Task requirements:
Extract each line holding the word "background" from the entries.
>>>>>
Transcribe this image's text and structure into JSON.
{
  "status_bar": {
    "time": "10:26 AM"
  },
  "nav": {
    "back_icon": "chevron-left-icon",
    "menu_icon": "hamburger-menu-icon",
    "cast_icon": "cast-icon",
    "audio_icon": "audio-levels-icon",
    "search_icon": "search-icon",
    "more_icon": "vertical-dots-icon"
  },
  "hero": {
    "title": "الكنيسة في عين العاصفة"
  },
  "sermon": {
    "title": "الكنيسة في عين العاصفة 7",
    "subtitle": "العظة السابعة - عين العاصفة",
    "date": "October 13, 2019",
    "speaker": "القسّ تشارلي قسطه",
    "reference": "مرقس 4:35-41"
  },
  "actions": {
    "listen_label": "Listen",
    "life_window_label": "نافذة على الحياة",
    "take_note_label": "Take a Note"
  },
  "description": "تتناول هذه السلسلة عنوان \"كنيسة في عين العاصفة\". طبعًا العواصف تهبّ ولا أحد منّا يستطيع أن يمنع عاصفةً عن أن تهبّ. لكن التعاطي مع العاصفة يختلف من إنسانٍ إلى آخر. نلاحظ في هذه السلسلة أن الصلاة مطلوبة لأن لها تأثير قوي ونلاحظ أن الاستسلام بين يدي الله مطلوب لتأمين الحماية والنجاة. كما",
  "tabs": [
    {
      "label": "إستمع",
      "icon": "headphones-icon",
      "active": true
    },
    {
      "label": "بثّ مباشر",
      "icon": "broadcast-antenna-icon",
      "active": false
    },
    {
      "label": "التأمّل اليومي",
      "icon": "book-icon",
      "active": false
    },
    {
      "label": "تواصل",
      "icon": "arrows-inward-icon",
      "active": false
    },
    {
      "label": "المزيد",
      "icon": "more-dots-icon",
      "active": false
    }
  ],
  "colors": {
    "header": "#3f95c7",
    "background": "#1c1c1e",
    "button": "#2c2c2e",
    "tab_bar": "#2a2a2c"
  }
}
<<<<<
>>>>>
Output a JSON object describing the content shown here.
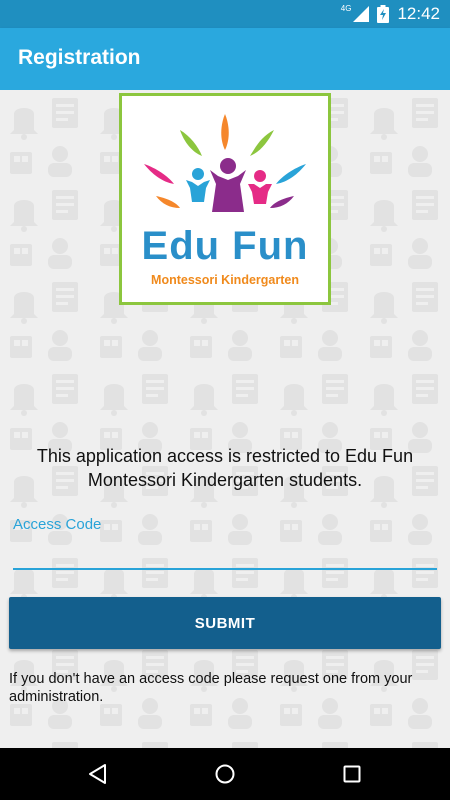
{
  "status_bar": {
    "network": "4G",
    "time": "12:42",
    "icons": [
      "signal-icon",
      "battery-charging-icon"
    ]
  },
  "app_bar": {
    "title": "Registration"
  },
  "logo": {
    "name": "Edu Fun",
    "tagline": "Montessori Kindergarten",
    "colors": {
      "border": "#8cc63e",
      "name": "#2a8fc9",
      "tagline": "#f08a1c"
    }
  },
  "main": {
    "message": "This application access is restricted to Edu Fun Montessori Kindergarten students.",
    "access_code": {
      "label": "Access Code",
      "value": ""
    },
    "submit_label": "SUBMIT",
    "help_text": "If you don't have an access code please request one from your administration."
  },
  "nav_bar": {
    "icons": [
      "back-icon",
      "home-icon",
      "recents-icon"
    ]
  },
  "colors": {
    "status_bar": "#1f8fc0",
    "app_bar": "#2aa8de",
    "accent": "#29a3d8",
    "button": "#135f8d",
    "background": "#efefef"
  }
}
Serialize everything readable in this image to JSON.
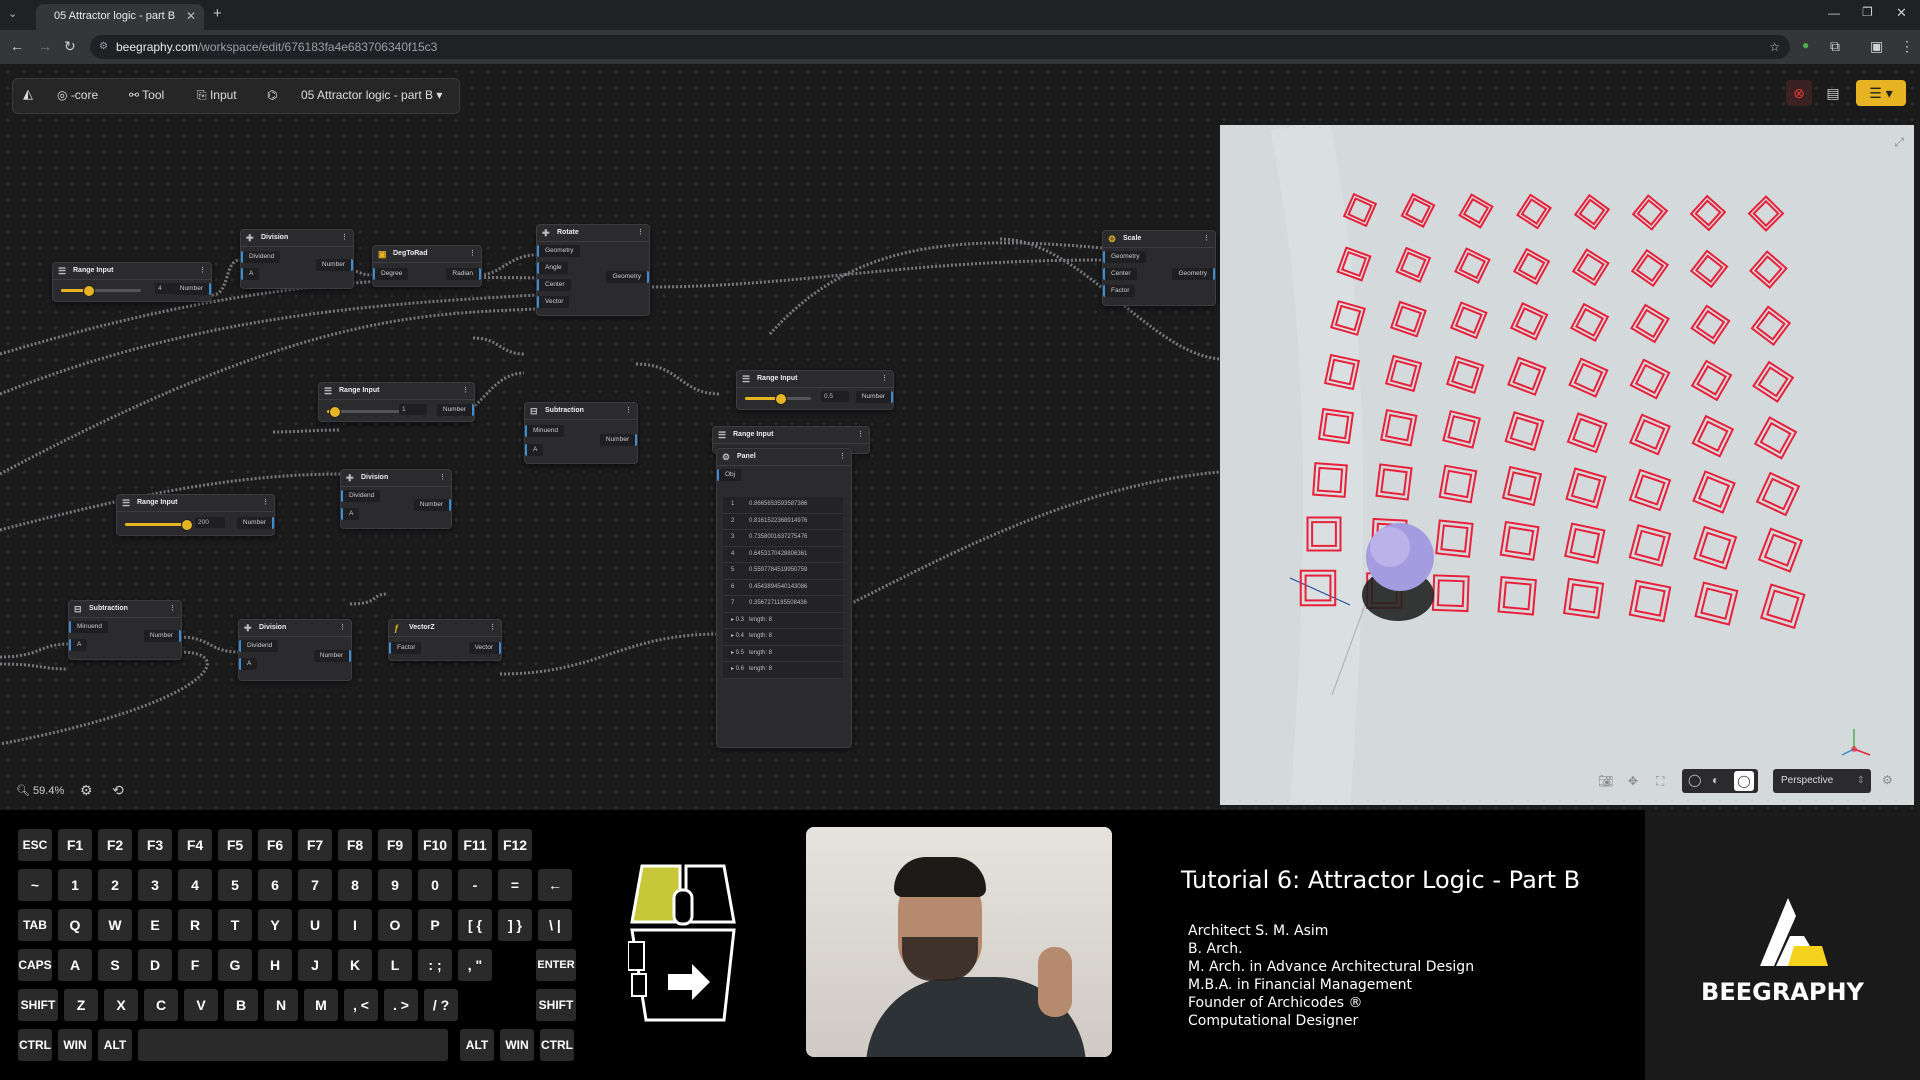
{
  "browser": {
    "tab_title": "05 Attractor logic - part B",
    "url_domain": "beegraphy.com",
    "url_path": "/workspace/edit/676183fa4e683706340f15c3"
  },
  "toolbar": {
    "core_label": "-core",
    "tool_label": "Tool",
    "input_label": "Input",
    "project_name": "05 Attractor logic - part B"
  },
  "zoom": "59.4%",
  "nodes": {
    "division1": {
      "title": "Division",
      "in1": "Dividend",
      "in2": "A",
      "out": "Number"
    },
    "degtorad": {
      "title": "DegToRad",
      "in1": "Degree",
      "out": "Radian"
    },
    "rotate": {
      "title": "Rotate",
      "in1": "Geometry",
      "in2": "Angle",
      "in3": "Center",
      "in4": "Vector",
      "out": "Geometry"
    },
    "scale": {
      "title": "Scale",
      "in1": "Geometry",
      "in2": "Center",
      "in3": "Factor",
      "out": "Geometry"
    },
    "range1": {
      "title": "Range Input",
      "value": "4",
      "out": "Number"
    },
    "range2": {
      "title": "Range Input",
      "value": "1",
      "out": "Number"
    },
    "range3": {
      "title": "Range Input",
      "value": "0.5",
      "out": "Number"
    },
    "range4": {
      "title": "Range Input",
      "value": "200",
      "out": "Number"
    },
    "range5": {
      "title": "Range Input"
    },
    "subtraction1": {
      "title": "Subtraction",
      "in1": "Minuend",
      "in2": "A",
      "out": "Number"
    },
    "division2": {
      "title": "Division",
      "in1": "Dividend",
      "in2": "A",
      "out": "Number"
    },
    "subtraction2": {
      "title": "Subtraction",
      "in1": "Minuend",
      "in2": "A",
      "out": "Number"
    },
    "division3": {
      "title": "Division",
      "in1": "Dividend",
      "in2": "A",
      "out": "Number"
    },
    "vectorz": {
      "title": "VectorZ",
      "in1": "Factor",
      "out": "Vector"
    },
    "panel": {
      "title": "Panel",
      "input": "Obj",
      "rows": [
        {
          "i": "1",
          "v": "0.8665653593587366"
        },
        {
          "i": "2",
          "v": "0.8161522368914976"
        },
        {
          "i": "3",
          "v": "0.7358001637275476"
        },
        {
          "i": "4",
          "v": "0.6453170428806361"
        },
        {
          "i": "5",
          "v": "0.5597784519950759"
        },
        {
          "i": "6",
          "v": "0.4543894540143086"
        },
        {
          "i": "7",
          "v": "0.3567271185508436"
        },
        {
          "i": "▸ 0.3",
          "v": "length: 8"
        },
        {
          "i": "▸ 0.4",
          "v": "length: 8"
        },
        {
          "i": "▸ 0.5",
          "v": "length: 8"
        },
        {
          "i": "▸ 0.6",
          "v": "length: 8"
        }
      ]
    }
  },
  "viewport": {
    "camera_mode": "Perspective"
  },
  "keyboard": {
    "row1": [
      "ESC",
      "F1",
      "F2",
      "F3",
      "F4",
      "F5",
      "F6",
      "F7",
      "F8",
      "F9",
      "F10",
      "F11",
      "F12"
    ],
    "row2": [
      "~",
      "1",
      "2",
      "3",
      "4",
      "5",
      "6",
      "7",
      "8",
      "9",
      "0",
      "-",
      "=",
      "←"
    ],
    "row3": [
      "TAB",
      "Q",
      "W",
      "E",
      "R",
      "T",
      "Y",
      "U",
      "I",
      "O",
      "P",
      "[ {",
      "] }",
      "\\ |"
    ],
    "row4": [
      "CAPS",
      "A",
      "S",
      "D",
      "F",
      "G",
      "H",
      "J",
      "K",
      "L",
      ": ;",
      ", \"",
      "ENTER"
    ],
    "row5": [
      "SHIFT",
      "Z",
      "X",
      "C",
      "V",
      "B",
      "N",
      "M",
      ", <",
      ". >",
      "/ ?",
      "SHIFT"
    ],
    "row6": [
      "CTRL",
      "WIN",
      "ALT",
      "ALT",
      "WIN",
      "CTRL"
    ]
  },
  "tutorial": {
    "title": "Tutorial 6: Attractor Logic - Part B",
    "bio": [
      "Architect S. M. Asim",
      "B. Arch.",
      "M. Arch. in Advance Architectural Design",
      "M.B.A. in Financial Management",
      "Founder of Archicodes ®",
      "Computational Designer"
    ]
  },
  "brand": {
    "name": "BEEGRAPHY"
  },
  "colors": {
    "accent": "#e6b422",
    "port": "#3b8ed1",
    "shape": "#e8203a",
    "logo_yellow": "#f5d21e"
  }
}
<<<<<
>>>>>
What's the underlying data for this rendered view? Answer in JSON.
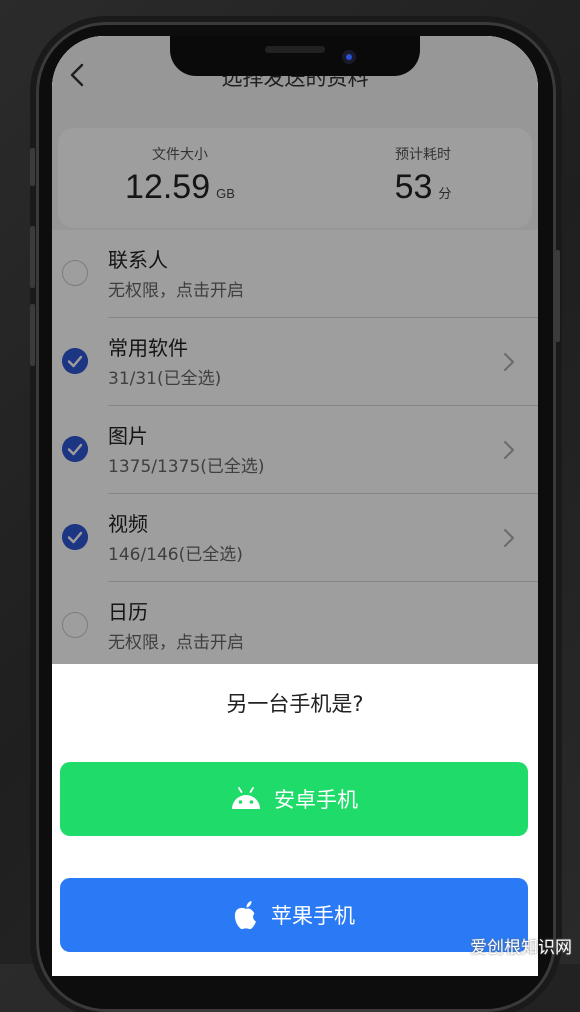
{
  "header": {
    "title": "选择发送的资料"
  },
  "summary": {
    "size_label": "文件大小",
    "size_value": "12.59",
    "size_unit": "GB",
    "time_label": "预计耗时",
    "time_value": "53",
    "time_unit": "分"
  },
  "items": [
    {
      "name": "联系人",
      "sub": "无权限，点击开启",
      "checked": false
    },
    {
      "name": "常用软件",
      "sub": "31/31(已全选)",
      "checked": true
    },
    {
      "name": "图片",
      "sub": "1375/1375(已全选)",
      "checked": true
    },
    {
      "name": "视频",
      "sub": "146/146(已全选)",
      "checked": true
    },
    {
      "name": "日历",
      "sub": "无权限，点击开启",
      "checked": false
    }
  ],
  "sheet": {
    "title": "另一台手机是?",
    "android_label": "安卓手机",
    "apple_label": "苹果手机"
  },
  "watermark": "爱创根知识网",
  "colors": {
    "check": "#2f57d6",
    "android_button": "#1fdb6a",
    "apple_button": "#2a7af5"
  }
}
<<<<<
Final answer:
    "background": "#1c1c1e",
    "background": "#efefef"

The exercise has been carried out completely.